TASK PROMPT:
Copy every line that holds "ylabel".

— Start of SUPPLIED MATERIAL —

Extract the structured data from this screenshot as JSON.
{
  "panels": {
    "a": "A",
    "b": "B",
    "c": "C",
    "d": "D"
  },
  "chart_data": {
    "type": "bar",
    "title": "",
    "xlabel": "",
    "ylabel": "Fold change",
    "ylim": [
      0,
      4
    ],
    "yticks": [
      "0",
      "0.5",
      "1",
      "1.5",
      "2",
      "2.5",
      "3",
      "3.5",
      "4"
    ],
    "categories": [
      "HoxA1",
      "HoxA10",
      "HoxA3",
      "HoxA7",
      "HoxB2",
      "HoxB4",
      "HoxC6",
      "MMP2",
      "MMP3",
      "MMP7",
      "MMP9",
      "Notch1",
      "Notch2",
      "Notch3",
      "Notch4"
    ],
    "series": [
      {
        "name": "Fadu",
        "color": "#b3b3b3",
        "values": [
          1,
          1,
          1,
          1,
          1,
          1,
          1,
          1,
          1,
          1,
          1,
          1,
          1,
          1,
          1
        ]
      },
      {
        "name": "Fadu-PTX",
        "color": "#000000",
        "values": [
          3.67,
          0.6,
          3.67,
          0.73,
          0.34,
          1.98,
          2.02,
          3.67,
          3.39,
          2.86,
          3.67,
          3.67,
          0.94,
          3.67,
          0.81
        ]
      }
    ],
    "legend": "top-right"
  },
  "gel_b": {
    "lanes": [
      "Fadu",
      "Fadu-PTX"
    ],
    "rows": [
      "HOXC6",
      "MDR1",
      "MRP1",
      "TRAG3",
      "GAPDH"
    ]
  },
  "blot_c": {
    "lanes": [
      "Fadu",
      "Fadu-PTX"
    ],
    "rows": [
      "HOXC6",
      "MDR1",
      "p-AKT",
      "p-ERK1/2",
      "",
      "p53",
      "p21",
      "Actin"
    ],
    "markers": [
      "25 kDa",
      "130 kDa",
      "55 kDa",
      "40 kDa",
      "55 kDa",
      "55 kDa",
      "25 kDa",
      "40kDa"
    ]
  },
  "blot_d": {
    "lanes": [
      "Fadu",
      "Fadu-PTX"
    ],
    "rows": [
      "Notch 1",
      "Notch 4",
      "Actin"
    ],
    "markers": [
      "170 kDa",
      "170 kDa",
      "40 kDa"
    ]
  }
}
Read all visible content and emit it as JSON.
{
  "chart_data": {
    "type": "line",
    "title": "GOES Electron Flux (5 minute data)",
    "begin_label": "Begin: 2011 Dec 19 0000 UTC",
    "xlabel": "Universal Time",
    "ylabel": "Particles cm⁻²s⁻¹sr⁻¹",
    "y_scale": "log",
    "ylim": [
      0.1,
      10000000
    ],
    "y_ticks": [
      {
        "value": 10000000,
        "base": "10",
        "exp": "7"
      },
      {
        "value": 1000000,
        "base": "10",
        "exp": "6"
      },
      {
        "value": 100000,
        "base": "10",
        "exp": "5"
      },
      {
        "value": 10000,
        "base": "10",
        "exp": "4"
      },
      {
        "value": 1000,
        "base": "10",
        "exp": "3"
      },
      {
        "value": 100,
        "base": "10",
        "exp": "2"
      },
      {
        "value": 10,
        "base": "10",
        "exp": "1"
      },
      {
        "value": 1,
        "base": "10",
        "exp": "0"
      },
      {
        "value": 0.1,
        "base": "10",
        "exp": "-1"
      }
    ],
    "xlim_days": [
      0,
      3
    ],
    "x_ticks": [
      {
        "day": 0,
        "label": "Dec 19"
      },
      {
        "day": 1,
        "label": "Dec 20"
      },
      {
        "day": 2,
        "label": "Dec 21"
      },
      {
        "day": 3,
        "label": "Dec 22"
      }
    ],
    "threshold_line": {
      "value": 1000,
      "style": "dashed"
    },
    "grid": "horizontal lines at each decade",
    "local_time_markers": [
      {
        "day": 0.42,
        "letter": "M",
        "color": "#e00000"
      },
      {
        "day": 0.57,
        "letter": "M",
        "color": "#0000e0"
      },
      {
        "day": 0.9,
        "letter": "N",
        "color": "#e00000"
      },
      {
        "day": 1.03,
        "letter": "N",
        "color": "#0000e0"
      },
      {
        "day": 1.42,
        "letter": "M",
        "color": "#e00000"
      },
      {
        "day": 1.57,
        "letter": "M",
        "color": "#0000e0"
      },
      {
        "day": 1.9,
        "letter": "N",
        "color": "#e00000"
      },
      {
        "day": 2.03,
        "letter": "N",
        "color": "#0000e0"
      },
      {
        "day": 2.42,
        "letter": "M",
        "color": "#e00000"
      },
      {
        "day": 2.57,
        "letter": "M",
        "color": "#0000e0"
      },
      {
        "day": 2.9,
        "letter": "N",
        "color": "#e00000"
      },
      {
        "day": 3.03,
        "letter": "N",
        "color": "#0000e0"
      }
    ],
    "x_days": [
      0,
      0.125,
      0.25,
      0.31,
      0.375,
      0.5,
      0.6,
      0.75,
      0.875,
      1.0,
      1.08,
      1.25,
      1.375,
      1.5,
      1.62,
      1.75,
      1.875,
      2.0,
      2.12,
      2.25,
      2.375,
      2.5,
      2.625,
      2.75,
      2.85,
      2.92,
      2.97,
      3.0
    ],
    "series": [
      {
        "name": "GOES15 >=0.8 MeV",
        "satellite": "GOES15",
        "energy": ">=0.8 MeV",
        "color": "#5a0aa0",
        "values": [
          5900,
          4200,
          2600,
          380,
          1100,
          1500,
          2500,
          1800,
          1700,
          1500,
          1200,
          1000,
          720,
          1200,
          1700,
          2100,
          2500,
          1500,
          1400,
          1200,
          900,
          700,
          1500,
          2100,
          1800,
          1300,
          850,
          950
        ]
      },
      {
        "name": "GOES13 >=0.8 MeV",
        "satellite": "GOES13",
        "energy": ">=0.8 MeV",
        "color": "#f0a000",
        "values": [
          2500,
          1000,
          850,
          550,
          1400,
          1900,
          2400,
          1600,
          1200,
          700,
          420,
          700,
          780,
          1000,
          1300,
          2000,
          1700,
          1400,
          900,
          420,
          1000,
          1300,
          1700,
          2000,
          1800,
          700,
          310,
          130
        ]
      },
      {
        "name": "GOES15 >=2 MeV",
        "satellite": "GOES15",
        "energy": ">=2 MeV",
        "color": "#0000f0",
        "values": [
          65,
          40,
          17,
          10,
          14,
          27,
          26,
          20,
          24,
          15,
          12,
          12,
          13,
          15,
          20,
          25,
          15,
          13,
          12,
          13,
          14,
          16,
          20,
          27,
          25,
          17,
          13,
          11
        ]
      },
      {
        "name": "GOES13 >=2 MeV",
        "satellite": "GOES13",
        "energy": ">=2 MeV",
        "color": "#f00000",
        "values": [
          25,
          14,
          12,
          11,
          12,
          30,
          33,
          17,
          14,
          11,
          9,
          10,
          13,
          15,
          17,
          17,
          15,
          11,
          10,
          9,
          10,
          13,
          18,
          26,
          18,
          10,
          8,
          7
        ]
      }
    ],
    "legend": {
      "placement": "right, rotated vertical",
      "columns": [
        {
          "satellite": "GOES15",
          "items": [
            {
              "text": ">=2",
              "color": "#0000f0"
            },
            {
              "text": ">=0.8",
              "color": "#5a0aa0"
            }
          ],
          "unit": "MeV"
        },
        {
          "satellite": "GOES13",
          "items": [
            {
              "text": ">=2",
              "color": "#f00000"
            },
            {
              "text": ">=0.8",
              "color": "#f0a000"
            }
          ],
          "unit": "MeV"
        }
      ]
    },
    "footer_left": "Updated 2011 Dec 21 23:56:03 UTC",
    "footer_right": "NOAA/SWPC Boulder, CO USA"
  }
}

— End of SUPPLIED MATERIAL —

RESPONSE TO THIS EXERCISE:
    "ylabel": "Fold change",
    "ylabel": "Particles cm⁻²s⁻¹sr⁻¹",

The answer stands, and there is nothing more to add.